> _Consegna_: Duplica per intero l'elenco che segue, riga per riga, senza cambiare nulla.

> _Dati da elaborare_:
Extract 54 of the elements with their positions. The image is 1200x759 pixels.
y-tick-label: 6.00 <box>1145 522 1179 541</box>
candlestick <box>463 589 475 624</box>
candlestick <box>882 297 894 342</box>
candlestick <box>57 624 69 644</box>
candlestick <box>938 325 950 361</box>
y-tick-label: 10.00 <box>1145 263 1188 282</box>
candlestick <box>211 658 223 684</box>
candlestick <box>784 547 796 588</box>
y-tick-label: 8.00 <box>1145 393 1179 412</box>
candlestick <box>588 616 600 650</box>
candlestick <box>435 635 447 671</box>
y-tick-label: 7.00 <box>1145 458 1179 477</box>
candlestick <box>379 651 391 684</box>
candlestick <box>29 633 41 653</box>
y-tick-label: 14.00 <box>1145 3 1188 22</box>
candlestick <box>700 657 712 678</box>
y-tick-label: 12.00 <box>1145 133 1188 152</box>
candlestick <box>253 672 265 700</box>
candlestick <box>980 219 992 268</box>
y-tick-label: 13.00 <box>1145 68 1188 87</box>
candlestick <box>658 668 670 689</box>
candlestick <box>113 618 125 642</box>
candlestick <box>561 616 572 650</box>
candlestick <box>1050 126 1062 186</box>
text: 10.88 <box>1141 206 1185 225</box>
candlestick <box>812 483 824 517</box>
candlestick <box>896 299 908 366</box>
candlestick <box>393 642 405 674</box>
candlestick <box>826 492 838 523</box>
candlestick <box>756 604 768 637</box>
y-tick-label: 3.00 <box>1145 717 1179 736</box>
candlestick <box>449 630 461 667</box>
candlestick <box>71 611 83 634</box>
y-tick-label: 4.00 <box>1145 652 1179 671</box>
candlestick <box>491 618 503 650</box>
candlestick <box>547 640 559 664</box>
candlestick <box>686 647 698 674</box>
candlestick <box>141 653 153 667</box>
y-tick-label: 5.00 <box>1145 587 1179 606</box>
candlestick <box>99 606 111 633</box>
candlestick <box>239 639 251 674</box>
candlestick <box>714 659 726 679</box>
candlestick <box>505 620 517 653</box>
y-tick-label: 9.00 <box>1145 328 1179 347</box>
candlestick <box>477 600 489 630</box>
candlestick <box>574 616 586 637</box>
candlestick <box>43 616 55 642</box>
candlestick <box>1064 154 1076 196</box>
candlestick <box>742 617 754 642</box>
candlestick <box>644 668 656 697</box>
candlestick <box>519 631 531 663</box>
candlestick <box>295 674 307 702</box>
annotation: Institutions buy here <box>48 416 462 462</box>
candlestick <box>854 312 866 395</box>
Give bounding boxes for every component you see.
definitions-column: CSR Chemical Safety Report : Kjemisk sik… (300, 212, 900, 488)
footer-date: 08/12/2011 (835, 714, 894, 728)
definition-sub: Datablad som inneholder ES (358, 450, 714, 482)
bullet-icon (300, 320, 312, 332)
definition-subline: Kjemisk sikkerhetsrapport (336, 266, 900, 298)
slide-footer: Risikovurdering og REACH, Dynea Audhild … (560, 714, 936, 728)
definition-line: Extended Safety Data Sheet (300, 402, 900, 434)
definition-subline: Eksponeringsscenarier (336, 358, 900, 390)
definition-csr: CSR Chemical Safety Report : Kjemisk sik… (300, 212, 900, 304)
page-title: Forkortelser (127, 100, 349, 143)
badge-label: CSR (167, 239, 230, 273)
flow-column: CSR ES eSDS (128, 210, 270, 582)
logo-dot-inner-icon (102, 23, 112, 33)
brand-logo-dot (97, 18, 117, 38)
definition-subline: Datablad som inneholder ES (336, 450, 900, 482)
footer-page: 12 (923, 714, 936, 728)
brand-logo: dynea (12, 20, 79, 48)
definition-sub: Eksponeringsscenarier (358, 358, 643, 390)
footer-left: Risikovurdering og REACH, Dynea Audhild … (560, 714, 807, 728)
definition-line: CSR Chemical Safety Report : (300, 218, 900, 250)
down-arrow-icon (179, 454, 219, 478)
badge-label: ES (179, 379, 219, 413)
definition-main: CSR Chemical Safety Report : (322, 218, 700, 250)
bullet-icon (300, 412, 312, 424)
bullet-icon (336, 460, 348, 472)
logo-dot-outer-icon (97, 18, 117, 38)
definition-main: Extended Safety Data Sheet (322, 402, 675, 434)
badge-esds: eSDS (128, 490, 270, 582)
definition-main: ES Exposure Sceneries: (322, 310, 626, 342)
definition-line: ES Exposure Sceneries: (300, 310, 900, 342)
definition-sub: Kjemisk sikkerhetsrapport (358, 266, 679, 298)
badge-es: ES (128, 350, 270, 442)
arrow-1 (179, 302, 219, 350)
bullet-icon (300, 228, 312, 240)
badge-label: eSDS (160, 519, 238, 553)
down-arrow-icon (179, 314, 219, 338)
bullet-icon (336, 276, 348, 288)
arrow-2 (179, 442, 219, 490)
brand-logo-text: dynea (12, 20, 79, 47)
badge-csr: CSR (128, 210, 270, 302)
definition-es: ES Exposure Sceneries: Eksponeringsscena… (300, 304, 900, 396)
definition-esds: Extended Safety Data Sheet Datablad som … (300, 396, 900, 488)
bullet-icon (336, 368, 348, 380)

> _Risultato_:
Extract 54 of the elements with their positions. The image is 1200x759 pixels.
y-tick-label: 6.00 <box>1145 522 1179 541</box>
candlestick <box>463 589 475 624</box>
candlestick <box>882 297 894 342</box>
candlestick <box>57 624 69 644</box>
candlestick <box>938 325 950 361</box>
y-tick-label: 10.00 <box>1145 263 1188 282</box>
candlestick <box>211 658 223 684</box>
candlestick <box>784 547 796 588</box>
y-tick-label: 8.00 <box>1145 393 1179 412</box>
candlestick <box>588 616 600 650</box>
candlestick <box>435 635 447 671</box>
y-tick-label: 7.00 <box>1145 458 1179 477</box>
candlestick <box>379 651 391 684</box>
candlestick <box>29 633 41 653</box>
y-tick-label: 14.00 <box>1145 3 1188 22</box>
candlestick <box>700 657 712 678</box>
y-tick-label: 12.00 <box>1145 133 1188 152</box>
candlestick <box>253 672 265 700</box>
candlestick <box>980 219 992 268</box>
y-tick-label: 13.00 <box>1145 68 1188 87</box>
candlestick <box>658 668 670 689</box>
candlestick <box>113 618 125 642</box>
candlestick <box>561 616 572 650</box>
candlestick <box>1050 126 1062 186</box>
text: 10.88 <box>1141 206 1185 225</box>
candlestick <box>812 483 824 517</box>
candlestick <box>896 299 908 366</box>
candlestick <box>393 642 405 674</box>
candlestick <box>826 492 838 523</box>
candlestick <box>756 604 768 637</box>
y-tick-label: 3.00 <box>1145 717 1179 736</box>
candlestick <box>449 630 461 667</box>
candlestick <box>71 611 83 634</box>
y-tick-label: 4.00 <box>1145 652 1179 671</box>
candlestick <box>491 618 503 650</box>
candlestick <box>547 640 559 664</box>
candlestick <box>686 647 698 674</box>
candlestick <box>141 653 153 667</box>
y-tick-label: 5.00 <box>1145 587 1179 606</box>
candlestick <box>99 606 111 633</box>
candlestick <box>239 639 251 674</box>
candlestick <box>714 659 726 679</box>
candlestick <box>505 620 517 653</box>
y-tick-label: 9.00 <box>1145 328 1179 347</box>
candlestick <box>477 600 489 630</box>
candlestick <box>574 616 586 637</box>
candlestick <box>43 616 55 642</box>
candlestick <box>1064 154 1076 196</box>
candlestick <box>742 617 754 642</box>
candlestick <box>644 668 656 697</box>
candlestick <box>519 631 531 663</box>
candlestick <box>295 674 307 702</box>
annotation: Institutions buy here <box>48 416 462 462</box>
candlestick <box>854 312 866 395</box>
Give bounding boxes for every component you see.
definitions-column: CSR Chemical Safety Report : Kjemisk sik… (300, 212, 900, 488)
footer-date: 08/12/2011 (835, 714, 894, 728)
definition-sub: Datablad som inneholder ES (358, 450, 714, 482)
bullet-icon (300, 320, 312, 332)
definition-subline: Kjemisk sikkerhetsrapport (336, 266, 900, 298)
slide-footer: Risikovurdering og REACH, Dynea Audhild … (560, 714, 936, 728)
definition-line: Extended Safety Data Sheet (300, 402, 900, 434)
definition-subline: Eksponeringsscenarier (336, 358, 900, 390)
definition-csr: CSR Chemical Safety Report : Kjemisk sik… (300, 212, 900, 304)
page-title: Forkortelser (127, 100, 349, 143)
badge-label: CSR (167, 239, 230, 273)
flow-column: CSR ES eSDS (128, 210, 270, 582)
logo-dot-inner-icon (102, 23, 112, 33)
brand-logo-dot (97, 18, 117, 38)
definition-subline: Datablad som inneholder ES (336, 450, 900, 482)
footer-page: 12 (923, 714, 936, 728)
brand-logo: dynea (12, 20, 79, 48)
definition-sub: Eksponeringsscenarier (358, 358, 643, 390)
footer-left: Risikovurdering og REACH, Dynea Audhild … (560, 714, 807, 728)
definition-line: CSR Chemical Safety Report : (300, 218, 900, 250)
down-arrow-icon (179, 454, 219, 478)
badge-label: ES (179, 379, 219, 413)
definition-main: CSR Chemical Safety Report : (322, 218, 700, 250)
bullet-icon (300, 412, 312, 424)
bullet-icon (336, 460, 348, 472)
logo-dot-outer-icon (97, 18, 117, 38)
definition-main: Extended Safety Data Sheet (322, 402, 675, 434)
badge-esds: eSDS (128, 490, 270, 582)
definition-main: ES Exposure Sceneries: (322, 310, 626, 342)
definition-line: ES Exposure Sceneries: (300, 310, 900, 342)
definition-sub: Kjemisk sikkerhetsrapport (358, 266, 679, 298)
badge-es: ES (128, 350, 270, 442)
arrow-1 (179, 302, 219, 350)
bullet-icon (300, 228, 312, 240)
badge-label: eSDS (160, 519, 238, 553)
down-arrow-icon (179, 314, 219, 338)
bullet-icon (336, 276, 348, 288)
arrow-2 (179, 442, 219, 490)
brand-logo-text: dynea (12, 20, 79, 47)
badge-csr: CSR (128, 210, 270, 302)
definition-es: ES Exposure Sceneries: Eksponeringsscena… (300, 304, 900, 396)
definition-esds: Extended Safety Data Sheet Datablad som … (300, 396, 900, 488)
bullet-icon (336, 368, 348, 380)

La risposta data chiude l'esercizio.